Tally the lines that contain "name" and report the total alone.

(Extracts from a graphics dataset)
>>
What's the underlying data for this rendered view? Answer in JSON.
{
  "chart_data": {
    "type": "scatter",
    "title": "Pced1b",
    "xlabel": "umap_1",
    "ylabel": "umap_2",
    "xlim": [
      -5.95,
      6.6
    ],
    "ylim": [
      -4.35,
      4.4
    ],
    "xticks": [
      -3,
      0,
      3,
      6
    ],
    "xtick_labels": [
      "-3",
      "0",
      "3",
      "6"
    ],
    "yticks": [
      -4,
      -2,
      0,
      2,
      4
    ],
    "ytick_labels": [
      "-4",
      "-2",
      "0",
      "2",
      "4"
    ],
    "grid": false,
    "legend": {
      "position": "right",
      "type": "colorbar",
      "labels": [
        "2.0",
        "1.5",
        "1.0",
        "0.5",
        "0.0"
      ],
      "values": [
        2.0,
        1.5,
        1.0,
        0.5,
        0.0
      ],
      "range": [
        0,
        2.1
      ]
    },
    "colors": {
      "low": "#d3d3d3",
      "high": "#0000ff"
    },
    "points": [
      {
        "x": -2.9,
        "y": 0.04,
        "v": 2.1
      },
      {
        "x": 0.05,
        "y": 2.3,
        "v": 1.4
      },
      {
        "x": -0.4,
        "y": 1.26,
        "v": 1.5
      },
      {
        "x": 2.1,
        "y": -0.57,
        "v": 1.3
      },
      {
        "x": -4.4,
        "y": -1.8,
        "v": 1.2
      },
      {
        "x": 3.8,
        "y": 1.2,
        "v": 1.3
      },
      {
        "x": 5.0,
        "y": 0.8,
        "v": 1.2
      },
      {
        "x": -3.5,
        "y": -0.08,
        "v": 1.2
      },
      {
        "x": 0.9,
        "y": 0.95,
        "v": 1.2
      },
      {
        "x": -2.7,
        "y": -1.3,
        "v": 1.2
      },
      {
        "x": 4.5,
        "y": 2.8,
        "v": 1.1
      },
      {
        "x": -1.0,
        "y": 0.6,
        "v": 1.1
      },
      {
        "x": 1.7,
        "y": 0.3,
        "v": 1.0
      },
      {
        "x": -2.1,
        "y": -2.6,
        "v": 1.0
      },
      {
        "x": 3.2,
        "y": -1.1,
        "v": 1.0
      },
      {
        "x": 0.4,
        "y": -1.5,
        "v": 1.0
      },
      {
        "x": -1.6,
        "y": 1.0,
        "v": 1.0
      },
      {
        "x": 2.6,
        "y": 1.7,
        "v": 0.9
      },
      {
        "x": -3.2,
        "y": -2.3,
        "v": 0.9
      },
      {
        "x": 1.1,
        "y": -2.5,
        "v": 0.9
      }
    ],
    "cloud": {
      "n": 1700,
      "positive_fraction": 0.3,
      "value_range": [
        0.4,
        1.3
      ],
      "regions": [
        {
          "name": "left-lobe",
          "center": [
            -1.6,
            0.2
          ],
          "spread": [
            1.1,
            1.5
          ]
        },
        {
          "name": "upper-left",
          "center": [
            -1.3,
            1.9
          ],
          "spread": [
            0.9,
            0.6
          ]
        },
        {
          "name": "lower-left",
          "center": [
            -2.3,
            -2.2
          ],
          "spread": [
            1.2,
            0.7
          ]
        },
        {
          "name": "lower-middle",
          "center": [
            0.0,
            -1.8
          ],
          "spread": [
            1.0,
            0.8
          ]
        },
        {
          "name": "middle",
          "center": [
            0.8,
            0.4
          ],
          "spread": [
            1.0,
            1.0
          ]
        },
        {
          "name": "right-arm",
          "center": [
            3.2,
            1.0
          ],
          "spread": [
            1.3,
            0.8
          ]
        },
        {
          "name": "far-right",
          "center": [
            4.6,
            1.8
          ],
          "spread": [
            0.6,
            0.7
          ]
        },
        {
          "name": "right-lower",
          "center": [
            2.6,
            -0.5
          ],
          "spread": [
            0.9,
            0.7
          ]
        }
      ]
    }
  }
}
<<
- _Solved problem_: 8